(Stored records)

=-=-=

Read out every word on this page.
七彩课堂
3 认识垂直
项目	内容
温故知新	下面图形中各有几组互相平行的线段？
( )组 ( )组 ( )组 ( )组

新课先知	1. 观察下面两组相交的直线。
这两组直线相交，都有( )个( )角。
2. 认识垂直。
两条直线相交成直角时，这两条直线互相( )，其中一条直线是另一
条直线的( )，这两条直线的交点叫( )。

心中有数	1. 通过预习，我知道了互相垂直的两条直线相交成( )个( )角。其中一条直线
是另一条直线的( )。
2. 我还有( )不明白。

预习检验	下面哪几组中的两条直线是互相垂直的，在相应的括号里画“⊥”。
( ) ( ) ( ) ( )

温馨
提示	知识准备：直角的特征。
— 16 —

=-=-=

▸ **INSTRUCTIONS TO FOLLOW**:
Write an exact transcription of every entry above.

▸ **ANSWER TO THE TASK**:
Read out every word on this page.
七彩课堂
3 认识垂直
项目	内容
温故知新	下面图形中各有几组互相平行的线段？
( )组 ( )组 ( )组 ( )组

新课先知	1. 观察下面两组相交的直线。
这两组直线相交，都有( )个( )角。
2. 认识垂直。
两条直线相交成直角时，这两条直线互相( )，其中一条直线是另一
条直线的( )，这两条直线的交点叫( )。

心中有数	1. 通过预习，我知道了互相垂直的两条直线相交成( )个( )角。其中一条直线
是另一条直线的( )。
2. 我还有( )不明白。

预习检验	下面哪几组中的两条直线是互相垂直的，在相应的括号里画“⊥”。
( ) ( ) ( ) ( )

温馨
提示	知识准备：直角的特征。
— 16 —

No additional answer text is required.